- [Data for this task]:
————

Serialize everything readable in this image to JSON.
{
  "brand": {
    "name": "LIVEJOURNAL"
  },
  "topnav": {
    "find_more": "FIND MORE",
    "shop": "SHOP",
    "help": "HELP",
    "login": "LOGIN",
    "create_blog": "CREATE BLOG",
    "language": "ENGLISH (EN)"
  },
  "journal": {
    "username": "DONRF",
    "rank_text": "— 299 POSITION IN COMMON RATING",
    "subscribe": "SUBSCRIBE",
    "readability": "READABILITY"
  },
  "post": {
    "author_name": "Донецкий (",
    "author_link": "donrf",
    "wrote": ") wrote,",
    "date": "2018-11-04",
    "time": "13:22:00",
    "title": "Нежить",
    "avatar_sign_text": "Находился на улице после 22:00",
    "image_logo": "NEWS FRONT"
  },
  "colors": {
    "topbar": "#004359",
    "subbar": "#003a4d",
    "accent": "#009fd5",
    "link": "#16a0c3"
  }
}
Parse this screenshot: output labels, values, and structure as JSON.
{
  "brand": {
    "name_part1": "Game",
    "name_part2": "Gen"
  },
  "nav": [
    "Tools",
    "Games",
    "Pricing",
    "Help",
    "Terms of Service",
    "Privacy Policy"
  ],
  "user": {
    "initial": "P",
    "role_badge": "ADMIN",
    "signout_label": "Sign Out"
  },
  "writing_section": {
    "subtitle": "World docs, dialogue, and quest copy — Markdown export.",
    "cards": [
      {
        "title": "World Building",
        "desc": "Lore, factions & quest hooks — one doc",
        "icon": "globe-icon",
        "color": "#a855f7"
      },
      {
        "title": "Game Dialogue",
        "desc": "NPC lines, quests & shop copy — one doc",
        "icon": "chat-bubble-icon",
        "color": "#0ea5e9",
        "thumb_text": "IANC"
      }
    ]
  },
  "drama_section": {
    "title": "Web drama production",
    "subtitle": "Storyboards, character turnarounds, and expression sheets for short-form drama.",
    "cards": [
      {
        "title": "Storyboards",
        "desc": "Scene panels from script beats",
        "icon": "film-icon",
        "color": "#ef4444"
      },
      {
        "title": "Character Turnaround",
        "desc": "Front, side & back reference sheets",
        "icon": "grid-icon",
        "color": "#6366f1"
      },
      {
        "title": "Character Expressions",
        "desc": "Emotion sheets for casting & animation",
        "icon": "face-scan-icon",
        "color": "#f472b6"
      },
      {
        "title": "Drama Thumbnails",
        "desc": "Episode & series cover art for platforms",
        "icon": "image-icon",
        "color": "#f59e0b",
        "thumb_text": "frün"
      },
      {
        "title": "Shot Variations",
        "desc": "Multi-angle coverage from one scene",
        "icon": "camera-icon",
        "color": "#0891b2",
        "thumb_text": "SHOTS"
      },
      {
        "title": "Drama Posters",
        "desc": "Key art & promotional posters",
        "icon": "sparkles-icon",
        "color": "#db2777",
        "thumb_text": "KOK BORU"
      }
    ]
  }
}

————

- [Given exercise]: Restate the data above word for word, please.

- [Correct output]:
Serialize everything readable in this image to JSON.
{
  "brand": {
    "name": "LIVEJOURNAL"
  },
  "topnav": {
    "find_more": "FIND MORE",
    "shop": "SHOP",
    "help": "HELP",
    "login": "LOGIN",
    "create_blog": "CREATE BLOG",
    "language": "ENGLISH (EN)"
  },
  "journal": {
    "username": "DONRF",
    "rank_text": "— 299 POSITION IN COMMON RATING",
    "subscribe": "SUBSCRIBE",
    "readability": "READABILITY"
  },
  "post": {
    "author_name": "Донецкий (",
    "author_link": "donrf",
    "wrote": ") wrote,",
    "date": "2018-11-04",
    "time": "13:22:00",
    "title": "Нежить",
    "avatar_sign_text": "Находился на улице после 22:00",
    "image_logo": "NEWS FRONT"
  },
  "colors": {
    "topbar": "#004359",
    "subbar": "#003a4d",
    "accent": "#009fd5",
    "link": "#16a0c3"
  }
}
Parse this screenshot: output labels, values, and structure as JSON.
{
  "brand": {
    "name_part1": "Game",
    "name_part2": "Gen"
  },
  "nav": [
    "Tools",
    "Games",
    "Pricing",
    "Help",
    "Terms of Service",
    "Privacy Policy"
  ],
  "user": {
    "initial": "P",
    "role_badge": "ADMIN",
    "signout_label": "Sign Out"
  },
  "writing_section": {
    "subtitle": "World docs, dialogue, and quest copy — Markdown export.",
    "cards": [
      {
        "title": "World Building",
        "desc": "Lore, factions & quest hooks — one doc",
        "icon": "globe-icon",
        "color": "#a855f7"
      },
      {
        "title": "Game Dialogue",
        "desc": "NPC lines, quests & shop copy — one doc",
        "icon": "chat-bubble-icon",
        "color": "#0ea5e9",
        "thumb_text": "IANC"
      }
    ]
  },
  "drama_section": {
    "title": "Web drama production",
    "subtitle": "Storyboards, character turnarounds, and expression sheets for short-form drama.",
    "cards": [
      {
        "title": "Storyboards",
        "desc": "Scene panels from script beats",
        "icon": "film-icon",
        "color": "#ef4444"
      },
      {
        "title": "Character Turnaround",
        "desc": "Front, side & back reference sheets",
        "icon": "grid-icon",
        "color": "#6366f1"
      },
      {
        "title": "Character Expressions",
        "desc": "Emotion sheets for casting & animation",
        "icon": "face-scan-icon",
        "color": "#f472b6"
      },
      {
        "title": "Drama Thumbnails",
        "desc": "Episode & series cover art for platforms",
        "icon": "image-icon",
        "color": "#f59e0b",
        "thumb_text": "frün"
      },
      {
        "title": "Shot Variations",
        "desc": "Multi-angle coverage from one scene",
        "icon": "camera-icon",
        "color": "#0891b2",
        "thumb_text": "SHOTS"
      },
      {
        "title": "Drama Posters",
        "desc": "Key art & promotional posters",
        "icon": "sparkles-icon",
        "color": "#db2777",
        "thumb_text": "KOK BORU"
      }
    ]
  }
}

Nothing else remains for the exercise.